* Start Task inputs *
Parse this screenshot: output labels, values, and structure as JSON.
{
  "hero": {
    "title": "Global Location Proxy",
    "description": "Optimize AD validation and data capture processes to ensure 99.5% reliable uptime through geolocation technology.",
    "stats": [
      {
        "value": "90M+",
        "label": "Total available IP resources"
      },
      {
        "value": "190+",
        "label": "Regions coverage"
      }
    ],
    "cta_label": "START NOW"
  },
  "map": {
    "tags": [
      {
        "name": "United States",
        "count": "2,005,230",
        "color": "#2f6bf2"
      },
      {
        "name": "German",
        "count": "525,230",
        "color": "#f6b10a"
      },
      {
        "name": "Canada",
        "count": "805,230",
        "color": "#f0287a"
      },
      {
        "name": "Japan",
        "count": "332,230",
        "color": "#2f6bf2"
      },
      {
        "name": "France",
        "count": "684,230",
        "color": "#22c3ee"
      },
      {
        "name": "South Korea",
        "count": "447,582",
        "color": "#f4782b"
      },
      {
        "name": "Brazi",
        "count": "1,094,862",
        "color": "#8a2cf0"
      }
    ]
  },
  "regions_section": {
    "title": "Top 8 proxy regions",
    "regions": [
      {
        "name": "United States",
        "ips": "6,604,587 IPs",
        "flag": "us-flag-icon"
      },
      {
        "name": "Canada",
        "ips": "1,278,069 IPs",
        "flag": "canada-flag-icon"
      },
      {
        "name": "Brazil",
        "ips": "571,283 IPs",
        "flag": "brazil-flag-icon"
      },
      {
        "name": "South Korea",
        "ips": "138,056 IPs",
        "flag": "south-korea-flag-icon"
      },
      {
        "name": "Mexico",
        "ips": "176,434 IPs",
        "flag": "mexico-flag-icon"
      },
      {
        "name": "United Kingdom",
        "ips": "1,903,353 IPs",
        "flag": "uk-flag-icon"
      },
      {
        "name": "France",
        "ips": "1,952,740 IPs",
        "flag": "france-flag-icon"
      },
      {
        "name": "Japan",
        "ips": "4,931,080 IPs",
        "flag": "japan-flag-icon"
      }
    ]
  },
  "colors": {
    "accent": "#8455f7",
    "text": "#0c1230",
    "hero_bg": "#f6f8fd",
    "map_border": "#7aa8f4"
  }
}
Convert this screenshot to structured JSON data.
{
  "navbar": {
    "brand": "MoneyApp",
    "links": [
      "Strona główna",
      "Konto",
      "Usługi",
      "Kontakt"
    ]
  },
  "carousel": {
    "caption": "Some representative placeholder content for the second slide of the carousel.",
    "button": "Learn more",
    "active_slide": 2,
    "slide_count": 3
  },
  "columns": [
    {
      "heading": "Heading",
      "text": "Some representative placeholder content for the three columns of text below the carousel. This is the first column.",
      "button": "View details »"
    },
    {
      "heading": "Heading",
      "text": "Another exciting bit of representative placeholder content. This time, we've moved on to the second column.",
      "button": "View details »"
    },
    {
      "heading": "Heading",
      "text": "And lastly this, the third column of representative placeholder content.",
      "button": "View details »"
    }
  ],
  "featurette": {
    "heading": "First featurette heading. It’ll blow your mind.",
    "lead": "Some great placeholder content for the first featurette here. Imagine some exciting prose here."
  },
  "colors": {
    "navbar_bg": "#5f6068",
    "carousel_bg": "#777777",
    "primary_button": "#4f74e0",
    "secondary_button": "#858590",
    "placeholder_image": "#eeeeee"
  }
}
* End Task inputs *
▶ [Task instructions]: Check every line of the data, and copy the ones that contain "exciting".

▶ [Answer to the exercise]:
      "text": "Another exciting bit of representative placeholder content. This time, we've moved on to the second column.",
    "lead": "Some great placeholder content for the first featurette here. Imagine some exciting prose here."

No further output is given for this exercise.